Stored data:
====

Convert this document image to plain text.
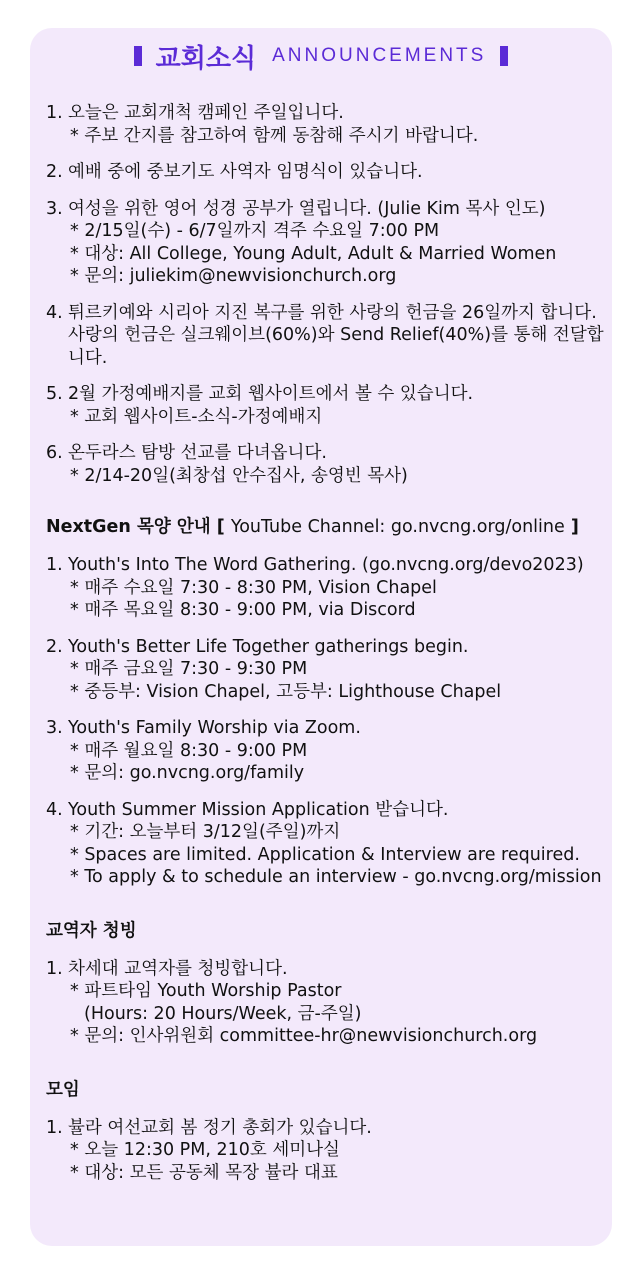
교회소식 ANNOUNCEMENTS
1. 오늘은 교회개척 캠페인 주일입니다.
* 주보 간지를 참고하여 함께 동참해 주시기 바랍니다.
2. 예배 중에 중보기도 사역자 임명식이 있습니다.
3. 여성을 위한 영어 성경 공부가 열립니다. (Julie Kim 목사 인도)
* 2/15일(수) - 6/7일까지 격주 수요일 7:00 PM
* 대상: All College, Young Adult, Adult & Married Women
* 문의: juliekim@newvisionchurch.org
4. 튀르키예와 시리아 지진 복구를 위한 사랑의 헌금을 26일까지 합니다. 사랑의 헌금은 실크웨이브(60%)와 Send Relief(40%)를 통해 전달합니다.
5. 2월 가정예배지를 교회 웹사이트에서 볼 수 있습니다.
* 교회 웹사이트-소식-가정예배지
6. 온두라스 탐방 선교를 다녀옵니다.
* 2/14-20일(최창섭 안수집사, 송영빈 목사)
NextGen 목양 안내 [ YouTube Channel: go.nvcng.org/online ]
1. Youth's Into The Word Gathering. (go.nvcng.org/devo2023)
* 매주 수요일 7:30 - 8:30 PM, Vision Chapel
* 매주 목요일 8:30 - 9:00 PM, via Discord
2. Youth's Better Life Together gatherings begin.
* 매주 금요일 7:30 - 9:30 PM
* 중등부: Vision Chapel, 고등부: Lighthouse Chapel
3. Youth's Family Worship via Zoom.
* 매주 월요일 8:30 - 9:00 PM
* 문의: go.nvcng.org/family
4. Youth Summer Mission Application 받습니다.
* 기간: 오늘부터 3/12일(주일)까지
* Spaces are limited. Application & Interview are required.
* To apply & to schedule an interview - go.nvcng.org/mission
교역자 청빙
1. 차세대 교역자를 청빙합니다.
* 파트타임 Youth Worship Pastor
(Hours: 20 Hours/Week, 금-주일)
* 문의: 인사위원회 committee-hr@newvisionchurch.org
모임
1. 뷸라 여선교회 봄 정기 총회가 있습니다.
* 오늘 12:30 PM, 210호 세미나실
* 대상: 모든 공동체 목장 뷸라 대표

====

WRITTEN PROBLEM. Tally the lines of the listing that include "nvcng". Reply with nothing but the count.

RESULT FOR THIS EXERCISE. 4